The request:
Copy out the whole listing exactly as written, leaving the pictures behind.

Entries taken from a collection
↓

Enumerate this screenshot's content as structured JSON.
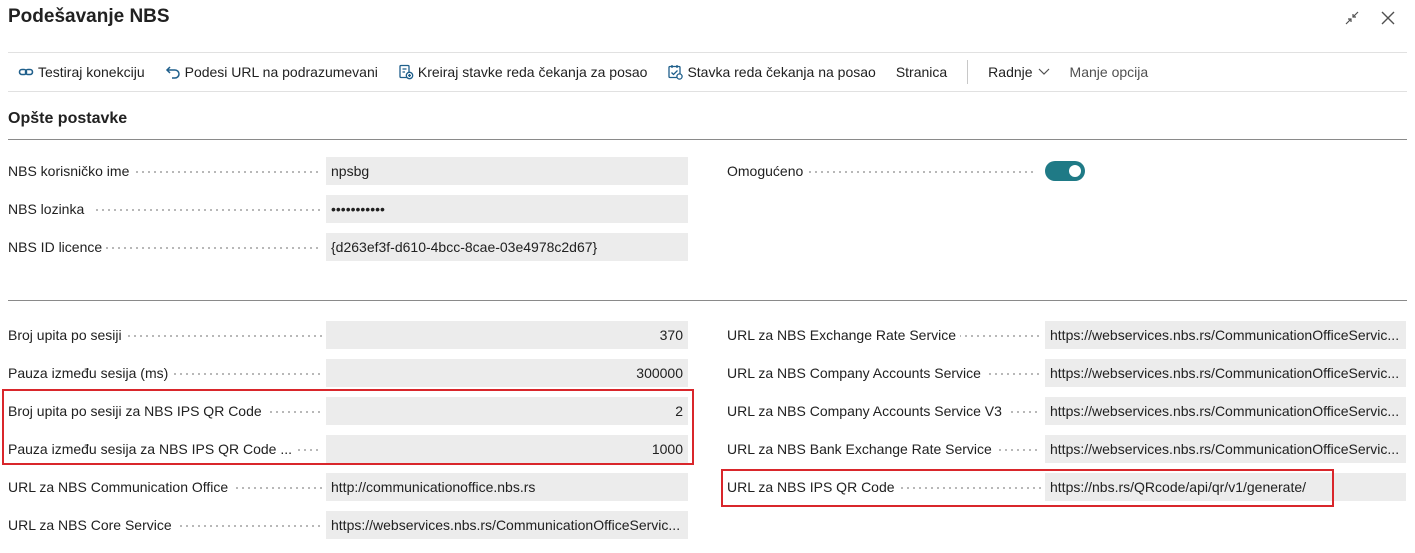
{
  "window": {
    "title": "Podešavanje NBS"
  },
  "toolbar": {
    "actions": [
      {
        "label": "Testiraj konekciju",
        "icon": "link-icon"
      },
      {
        "label": "Podesi URL na podrazumevani",
        "icon": "undo-icon"
      },
      {
        "label": "Kreiraj stavke reda čekanja za posao",
        "icon": "create-queue-icon"
      },
      {
        "label": "Stavka reda čekanja na posao",
        "icon": "queue-item-icon"
      },
      {
        "label": "Stranica"
      }
    ],
    "radnje_label": "Radnje",
    "less_options_label": "Manje opcija"
  },
  "general": {
    "section_title": "Opšte postavke",
    "username_label": "NBS korisničko ime",
    "username_value": "npsbg",
    "password_label": "NBS lozinka",
    "password_value": "•••••••••••",
    "license_label": "NBS ID licence",
    "license_value": "{d263ef3f-d610-4bcc-8cae-03e4978c2d67}",
    "enabled_label": "Omogućeno",
    "enabled": true
  },
  "session": {
    "queries_label": "Broj upita po sesiji",
    "queries_value": "370",
    "pause_label": "Pauza između sesija (ms)",
    "pause_value": "300000",
    "qr_queries_label": "Broj upita po sesiji za NBS IPS QR Code",
    "qr_queries_value": "2",
    "qr_pause_label": "Pauza između sesija za NBS IPS QR Code ...",
    "qr_pause_value": "1000",
    "comm_office_label": "URL za NBS Communication Office",
    "comm_office_value": "http://communicationoffice.nbs.rs",
    "core_service_label": "URL za NBS Core Service",
    "core_service_value": "https://webservices.nbs.rs/CommunicationOfficeServic..."
  },
  "urls": {
    "exchange_rate_label": "URL za NBS Exchange Rate Service",
    "exchange_rate_value": "https://webservices.nbs.rs/CommunicationOfficeServic...",
    "company_accounts_label": "URL za NBS Company Accounts Service",
    "company_accounts_value": "https://webservices.nbs.rs/CommunicationOfficeServic...",
    "company_accounts_v3_label": "URL za NBS Company Accounts Service V3",
    "company_accounts_v3_value": "https://webservices.nbs.rs/CommunicationOfficeServic...",
    "bank_exchange_label": "URL za NBS Bank Exchange Rate Service",
    "bank_exchange_value": "https://webservices.nbs.rs/CommunicationOfficeServic...",
    "ips_qr_label": "URL za NBS IPS QR Code",
    "ips_qr_value": "https://nbs.rs/QRcode/api/qr/v1/generate/"
  },
  "colors": {
    "toggle_on": "#1f7a86",
    "highlight": "#d9262b",
    "field_bg": "#ececec"
  }
}
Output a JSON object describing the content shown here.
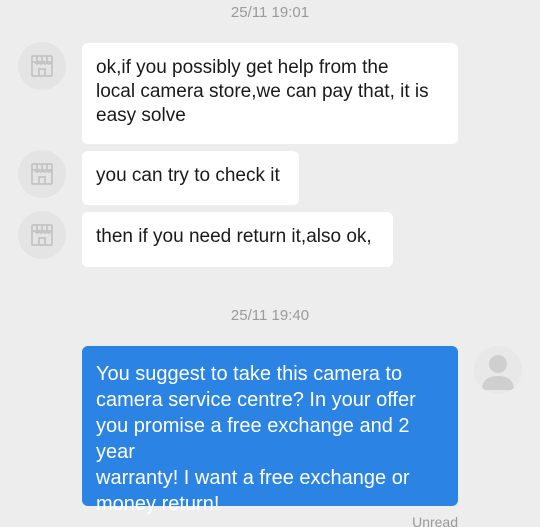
{
  "chat": {
    "timestamp_1": "25/11 19:01",
    "timestamp_2": "25/11 19:40",
    "messages": [
      {
        "sender": "seller",
        "text": "ok,if you possibly get help from the\nlocal camera store,we can pay that, it is\neasy solve"
      },
      {
        "sender": "seller",
        "text": "you can try to check it"
      },
      {
        "sender": "seller",
        "text": "then if you need return it,also ok,"
      },
      {
        "sender": "me",
        "text": "You suggest to take this camera to\ncamera service centre? In your offer\nyou promise a free exchange and 2 year\nwarranty! I want a free exchange or\nmoney return!"
      }
    ],
    "status_text": "Unread"
  },
  "icons": {
    "seller_avatar": "store-icon",
    "user_avatar": "person-icon"
  },
  "colors": {
    "background": "#ededed",
    "incoming_bubble": "#ffffff",
    "outgoing_bubble": "#2b84e3",
    "timestamp_text": "#9a9a9a"
  }
}
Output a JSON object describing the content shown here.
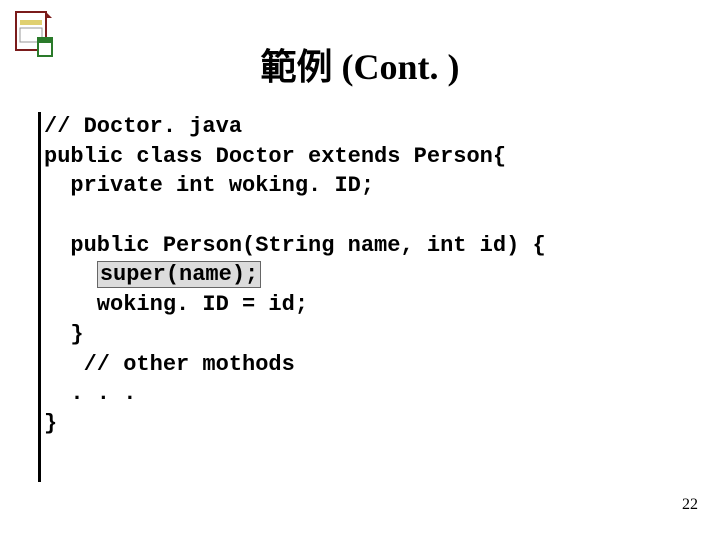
{
  "title": "範例 (Cont. )",
  "code": {
    "l1": "// Doctor. java",
    "l2": "public class Doctor extends Person{",
    "l3": "  private int woking. ID;",
    "l4": "",
    "l5": "  public Person(String name, int id) {",
    "l6_pre": "    ",
    "l6_hl": "super(name);",
    "l7": "    woking. ID = id;",
    "l8": "  }",
    "l9": "   // other mothods",
    "l10": "  . . .",
    "l11": "}"
  },
  "page_number": "22"
}
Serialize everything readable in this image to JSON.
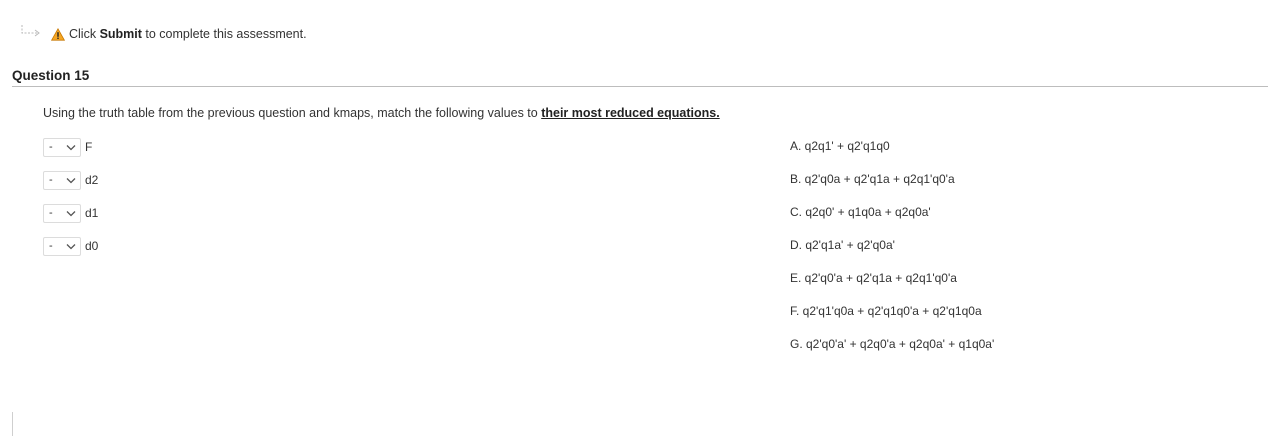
{
  "notice": {
    "prefix": "Click ",
    "emphasis": "Submit",
    "suffix": " to complete this assessment."
  },
  "question": {
    "title": "Question 15",
    "prompt_text": "Using the truth table from the previous question and kmaps, match the following values to ",
    "prompt_emphasis": "their most reduced equations."
  },
  "matches": [
    {
      "selected": "-",
      "label": "F"
    },
    {
      "selected": "-",
      "label": "d2"
    },
    {
      "selected": "-",
      "label": "d1"
    },
    {
      "selected": "-",
      "label": "d0"
    }
  ],
  "answers": [
    "A. q2q1' + q2'q1q0",
    "B. q2'q0a + q2'q1a + q2q1'q0'a",
    "C. q2q0' + q1q0a + q2q0a'",
    "D. q2'q1a' + q2'q0a'",
    "E. q2'q0'a + q2'q1a + q2q1'q0'a",
    "F. q2'q1'q0a + q2'q1q0'a + q2'q1q0a",
    "G. q2'q0'a' + q2q0'a + q2q0a' + q1q0a'"
  ],
  "colors": {
    "warning_fill": "#f5a623",
    "rule": "#bdbdbd",
    "text": "#333333"
  }
}
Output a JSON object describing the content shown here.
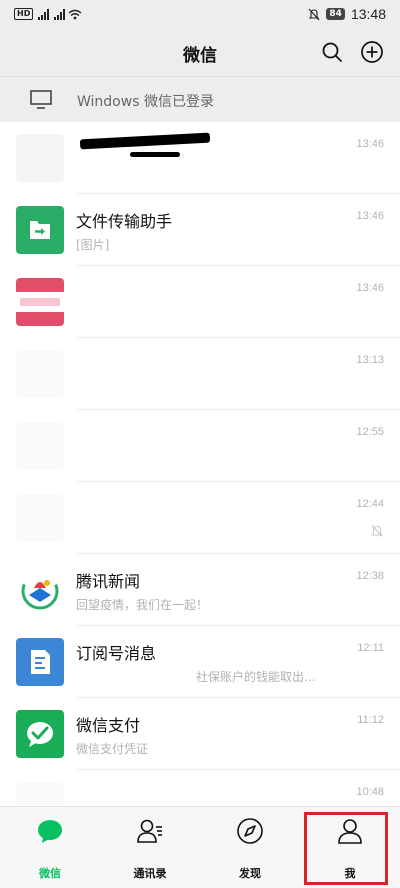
{
  "status_bar": {
    "network": "HD",
    "battery": "84",
    "time": "13:48"
  },
  "header": {
    "title": "微信",
    "search_icon": "search-icon",
    "add_icon": "plus-circle-icon"
  },
  "pc_banner": {
    "text": "Windows 微信已登录",
    "icon": "monitor-icon"
  },
  "chats": [
    {
      "name": "",
      "preview": "",
      "time": "13:46",
      "avatar": "blurred"
    },
    {
      "name": "文件传输助手",
      "preview": "[图片]",
      "time": "13:46",
      "avatar": "file-transfer-icon"
    },
    {
      "name": "",
      "preview": "",
      "time": "13:46",
      "avatar": "blurred-pink"
    },
    {
      "name": "",
      "preview": "",
      "time": "13:13",
      "avatar": "blurred"
    },
    {
      "name": "",
      "preview": "",
      "time": "12:55",
      "avatar": "blurred"
    },
    {
      "name": "",
      "preview": "",
      "time": "12:44",
      "avatar": "blurred",
      "muted": true
    },
    {
      "name": "腾讯新闻",
      "preview": "回望疫情，我们在一起！",
      "time": "12:38",
      "avatar": "tencent-news-icon"
    },
    {
      "name": "订阅号消息",
      "preview": "社保账户的钱能取出...",
      "time": "12:11",
      "avatar": "subscription-icon"
    },
    {
      "name": "微信支付",
      "preview": "微信支付凭证",
      "time": "11:12",
      "avatar": "wechat-pay-icon"
    },
    {
      "name": "",
      "preview": "",
      "time": "10:48",
      "avatar": "blurred"
    }
  ],
  "bottom_nav": [
    {
      "label": "微信",
      "icon": "chat-bubble-icon",
      "active": true
    },
    {
      "label": "通讯录",
      "icon": "contacts-icon",
      "active": false
    },
    {
      "label": "发现",
      "icon": "compass-icon",
      "active": false
    },
    {
      "label": "我",
      "icon": "person-icon",
      "active": false
    }
  ],
  "colors": {
    "accent": "#07c160",
    "highlight": "#d8232a",
    "header_bg": "#ededed"
  }
}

↑

Expected answer:
Enumerate this screenshot's content as structured JSON.
{
  "window": {
    "title": "Podešavanje NBS"
  },
  "toolbar": {
    "actions": [
      {
        "label": "Testiraj konekciju",
        "icon": "link-icon"
      },
      {
        "label": "Podesi URL na podrazumevani",
        "icon": "undo-icon"
      },
      {
        "label": "Kreiraj stavke reda čekanja za posao",
        "icon": "create-queue-icon"
      },
      {
        "label": "Stavka reda čekanja na posao",
        "icon": "queue-item-icon"
      },
      {
        "label": "Stranica"
      }
    ],
    "radnje_label": "Radnje",
    "less_options_label": "Manje opcija"
  },
  "general": {
    "section_title": "Opšte postavke",
    "username_label": "NBS korisničko ime",
    "username_value": "npsbg",
    "password_label": "NBS lozinka",
    "password_value": "•••••••••••",
    "license_label": "NBS ID licence",
    "license_value": "{d263ef3f-d610-4bcc-8cae-03e4978c2d67}",
    "enabled_label": "Omogućeno",
    "enabled": true
  },
  "session": {
    "queries_label": "Broj upita po sesiji",
    "queries_value": "370",
    "pause_label": "Pauza između sesija (ms)",
    "pause_value": "300000",
    "qr_queries_label": "Broj upita po sesiji za NBS IPS QR Code",
    "qr_queries_value": "2",
    "qr_pause_label": "Pauza između sesija za NBS IPS QR Code ...",
    "qr_pause_value": "1000",
    "comm_office_label": "URL za NBS Communication Office",
    "comm_office_value": "http://communicationoffice.nbs.rs",
    "core_service_label": "URL za NBS Core Service",
    "core_service_value": "https://webservices.nbs.rs/CommunicationOfficeServic..."
  },
  "urls": {
    "exchange_rate_label": "URL za NBS Exchange Rate Service",
    "exchange_rate_value": "https://webservices.nbs.rs/CommunicationOfficeServic...",
    "company_accounts_label": "URL za NBS Company Accounts Service",
    "company_accounts_value": "https://webservices.nbs.rs/CommunicationOfficeServic...",
    "company_accounts_v3_label": "URL za NBS Company Accounts Service V3",
    "company_accounts_v3_value": "https://webservices.nbs.rs/CommunicationOfficeServic...",
    "bank_exchange_label": "URL za NBS Bank Exchange Rate Service",
    "bank_exchange_value": "https://webservices.nbs.rs/CommunicationOfficeServic...",
    "ips_qr_label": "URL za NBS IPS QR Code",
    "ips_qr_value": "https://nbs.rs/QRcode/api/qr/v1/generate/"
  },
  "colors": {
    "toggle_on": "#1f7a86",
    "highlight": "#d9262b",
    "field_bg": "#ececec"
  }
}
Output a JSON object describing the content shown here.
{
  "chat": {
    "timestamp_1": "25/11 19:01",
    "timestamp_2": "25/11 19:40",
    "messages": [
      {
        "sender": "seller",
        "text": "ok,if you possibly get help from the\nlocal camera store,we can pay that, it is\neasy solve"
      },
      {
        "sender": "seller",
        "text": "you can try to check it"
      },
      {
        "sender": "seller",
        "text": "then if you need return it,also ok,"
      },
      {
        "sender": "me",
        "text": "You suggest to take this camera to\ncamera service centre? In your offer\nyou promise a free exchange and 2 year\nwarranty! I want a free exchange or\nmoney return!"
      }
    ],
    "status_text": "Unread"
  },
  "icons": {
    "seller_avatar": "store-icon",
    "user_avatar": "person-icon"
  },
  "colors": {
    "background": "#ededed",
    "incoming_bubble": "#ffffff",
    "outgoing_bubble": "#2b84e3",
    "timestamp_text": "#9a9a9a"
  }
}
Output a JSON object describing the content shown here.
{
  "title": "範例 (Cont. )",
  "code": {
    "l1": "// Doctor. java",
    "l2": "public class Doctor extends Person{",
    "l3": "  private int woking. ID;",
    "l4": "",
    "l5": "  public Person(String name, int id) {",
    "l6_pre": "    ",
    "l6_hl": "super(name);",
    "l7": "    woking. ID = id;",
    "l8": "  }",
    "l9": "   // other mothods",
    "l10": "  . . .",
    "l11": "}"
  },
  "page_number": "22"
}
Serialize everything readable in this image to JSON.
{
  "notice": {
    "prefix": "Click ",
    "emphasis": "Submit",
    "suffix": " to complete this assessment."
  },
  "question": {
    "title": "Question 15",
    "prompt_text": "Using the truth table from the previous question and kmaps, match the following values to ",
    "prompt_emphasis": "their most reduced equations."
  },
  "matches": [
    {
      "selected": "-",
      "label": "F"
    },
    {
      "selected": "-",
      "label": "d2"
    },
    {
      "selected": "-",
      "label": "d1"
    },
    {
      "selected": "-",
      "label": "d0"
    }
  ],
  "answers": [
    "A. q2q1' + q2'q1q0",
    "B. q2'q0a + q2'q1a + q2q1'q0'a",
    "C. q2q0' + q1q0a + q2q0a'",
    "D. q2'q1a' + q2'q0a'",
    "E. q2'q0'a + q2'q1a + q2q1'q0'a",
    "F. q2'q1'q0a + q2'q1q0'a + q2'q1q0a",
    "G. q2'q0'a' + q2q0'a + q2q0a' + q1q0a'"
  ],
  "colors": {
    "warning_fill": "#f5a623",
    "rule": "#bdbdbd",
    "text": "#333333"
  }
}
Output a JSON object describing the content shown here.
{
  "status_bar": {
    "network": "HD",
    "battery": "84",
    "time": "13:48"
  },
  "header": {
    "title": "微信",
    "search_icon": "search-icon",
    "add_icon": "plus-circle-icon"
  },
  "pc_banner": {
    "text": "Windows 微信已登录",
    "icon": "monitor-icon"
  },
  "chats": [
    {
      "name": "",
      "preview": "",
      "time": "13:46",
      "avatar": "blurred"
    },
    {
      "name": "文件传输助手",
      "preview": "[图片]",
      "time": "13:46",
      "avatar": "file-transfer-icon"
    },
    {
      "name": "",
      "preview": "",
      "time": "13:46",
      "avatar": "blurred-pink"
    },
    {
      "name": "",
      "preview": "",
      "time": "13:13",
      "avatar": "blurred"
    },
    {
      "name": "",
      "preview": "",
      "time": "12:55",
      "avatar": "blurred"
    },
    {
      "name": "",
      "preview": "",
      "time": "12:44",
      "avatar": "blurred",
      "muted": true
    },
    {
      "name": "腾讯新闻",
      "preview": "回望疫情，我们在一起！",
      "time": "12:38",
      "avatar": "tencent-news-icon"
    },
    {
      "name": "订阅号消息",
      "preview": "社保账户的钱能取出...",
      "time": "12:11",
      "avatar": "subscription-icon"
    },
    {
      "name": "微信支付",
      "preview": "微信支付凭证",
      "time": "11:12",
      "avatar": "wechat-pay-icon"
    },
    {
      "name": "",
      "preview": "",
      "time": "10:48",
      "avatar": "blurred"
    }
  ],
  "bottom_nav": [
    {
      "label": "微信",
      "icon": "chat-bubble-icon",
      "active": true
    },
    {
      "label": "通讯录",
      "icon": "contacts-icon",
      "active": false
    },
    {
      "label": "发现",
      "icon": "compass-icon",
      "active": false
    },
    {
      "label": "我",
      "icon": "person-icon",
      "active": false
    }
  ],
  "colors": {
    "accent": "#07c160",
    "highlight": "#d8232a",
    "header_bg": "#ededed"
  }
}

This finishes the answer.